Labeled box rows:
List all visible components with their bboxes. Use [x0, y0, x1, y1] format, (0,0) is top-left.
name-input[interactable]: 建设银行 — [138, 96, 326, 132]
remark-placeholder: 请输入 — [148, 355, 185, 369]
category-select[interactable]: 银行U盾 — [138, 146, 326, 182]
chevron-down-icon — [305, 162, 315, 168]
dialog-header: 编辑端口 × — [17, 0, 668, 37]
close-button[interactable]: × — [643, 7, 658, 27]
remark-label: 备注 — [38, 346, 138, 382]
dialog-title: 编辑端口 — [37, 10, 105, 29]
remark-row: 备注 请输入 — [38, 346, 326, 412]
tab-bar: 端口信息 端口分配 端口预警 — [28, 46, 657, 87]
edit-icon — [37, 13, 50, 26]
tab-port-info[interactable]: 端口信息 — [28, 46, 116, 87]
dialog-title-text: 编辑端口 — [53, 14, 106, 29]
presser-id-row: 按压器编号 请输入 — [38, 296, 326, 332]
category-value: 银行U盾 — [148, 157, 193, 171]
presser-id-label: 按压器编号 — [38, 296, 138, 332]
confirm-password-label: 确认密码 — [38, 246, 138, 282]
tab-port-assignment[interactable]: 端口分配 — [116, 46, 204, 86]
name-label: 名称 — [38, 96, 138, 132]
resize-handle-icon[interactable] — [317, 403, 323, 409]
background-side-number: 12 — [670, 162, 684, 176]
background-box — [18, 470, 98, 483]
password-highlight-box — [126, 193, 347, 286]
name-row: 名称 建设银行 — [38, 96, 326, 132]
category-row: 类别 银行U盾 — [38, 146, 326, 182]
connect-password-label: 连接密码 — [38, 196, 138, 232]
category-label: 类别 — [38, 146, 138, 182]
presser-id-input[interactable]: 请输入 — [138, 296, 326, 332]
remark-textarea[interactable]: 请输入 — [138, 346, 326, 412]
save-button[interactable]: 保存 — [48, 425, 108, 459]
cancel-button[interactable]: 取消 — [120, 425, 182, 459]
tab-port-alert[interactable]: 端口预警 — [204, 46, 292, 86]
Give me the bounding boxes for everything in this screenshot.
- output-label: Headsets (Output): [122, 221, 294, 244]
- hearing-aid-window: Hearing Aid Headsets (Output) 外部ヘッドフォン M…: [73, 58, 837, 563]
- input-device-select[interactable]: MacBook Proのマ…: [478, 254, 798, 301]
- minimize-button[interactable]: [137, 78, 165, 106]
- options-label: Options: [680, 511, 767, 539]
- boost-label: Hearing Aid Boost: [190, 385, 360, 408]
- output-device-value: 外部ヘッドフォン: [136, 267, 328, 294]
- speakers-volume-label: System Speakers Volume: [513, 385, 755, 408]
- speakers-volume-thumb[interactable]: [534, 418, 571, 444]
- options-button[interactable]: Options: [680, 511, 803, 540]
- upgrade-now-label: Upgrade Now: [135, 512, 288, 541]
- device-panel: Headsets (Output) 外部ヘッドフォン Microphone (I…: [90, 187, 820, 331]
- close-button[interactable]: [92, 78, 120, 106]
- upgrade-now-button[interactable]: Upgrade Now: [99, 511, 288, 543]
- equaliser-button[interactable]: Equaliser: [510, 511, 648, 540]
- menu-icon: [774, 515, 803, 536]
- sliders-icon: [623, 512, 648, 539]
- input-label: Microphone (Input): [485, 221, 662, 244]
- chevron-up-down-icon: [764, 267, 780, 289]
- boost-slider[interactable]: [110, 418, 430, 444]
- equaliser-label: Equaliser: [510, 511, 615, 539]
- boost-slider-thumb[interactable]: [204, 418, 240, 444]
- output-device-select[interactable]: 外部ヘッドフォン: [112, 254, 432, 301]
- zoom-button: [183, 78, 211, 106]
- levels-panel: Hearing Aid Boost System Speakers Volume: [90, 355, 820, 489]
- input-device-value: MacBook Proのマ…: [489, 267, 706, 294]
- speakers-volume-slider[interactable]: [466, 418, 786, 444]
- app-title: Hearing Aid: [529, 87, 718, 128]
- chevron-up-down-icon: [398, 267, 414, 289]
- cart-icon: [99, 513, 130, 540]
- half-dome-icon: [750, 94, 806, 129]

Exercise details: Update the rows from the first one through the line containing "presser-id-input[interactable]: 请输入 —", inclusive, by replacing "edit-icon" with "pencil-icon" and leaving everything else unchanged. Give back only those lines.

Solution:
List all visible components with their bboxes. Use [x0, y0, x1, y1] format, (0,0) is top-left.
name-input[interactable]: 建设银行 — [138, 96, 326, 132]
remark-placeholder: 请输入 — [148, 355, 185, 369]
category-select[interactable]: 银行U盾 — [138, 146, 326, 182]
chevron-down-icon — [305, 162, 315, 168]
dialog-header: 编辑端口 × — [17, 0, 668, 37]
close-button[interactable]: × — [643, 7, 658, 27]
remark-label: 备注 — [38, 346, 138, 382]
dialog-title: 编辑端口 — [37, 10, 105, 29]
remark-row: 备注 请输入 — [38, 346, 326, 412]
tab-bar: 端口信息 端口分配 端口预警 — [28, 46, 657, 87]
pencil-icon — [37, 13, 50, 26]
tab-port-info[interactable]: 端口信息 — [28, 46, 116, 87]
dialog-title-text: 编辑端口 — [53, 14, 106, 29]
presser-id-row: 按压器编号 请输入 — [38, 296, 326, 332]
category-value: 银行U盾 — [148, 157, 193, 171]
presser-id-label: 按压器编号 — [38, 296, 138, 332]
confirm-password-label: 确认密码 — [38, 246, 138, 282]
tab-port-assignment[interactable]: 端口分配 — [116, 46, 204, 86]
name-label: 名称 — [38, 96, 138, 132]
resize-handle-icon[interactable] — [317, 403, 323, 409]
background-side-number: 12 — [670, 162, 684, 176]
background-box — [18, 470, 98, 483]
password-highlight-box — [126, 193, 347, 286]
name-row: 名称 建设银行 — [38, 96, 326, 132]
category-row: 类别 银行U盾 — [38, 146, 326, 182]
connect-password-label: 连接密码 — [38, 196, 138, 232]
category-label: 类别 — [38, 146, 138, 182]
presser-id-input[interactable]: 请输入 — [138, 296, 326, 332]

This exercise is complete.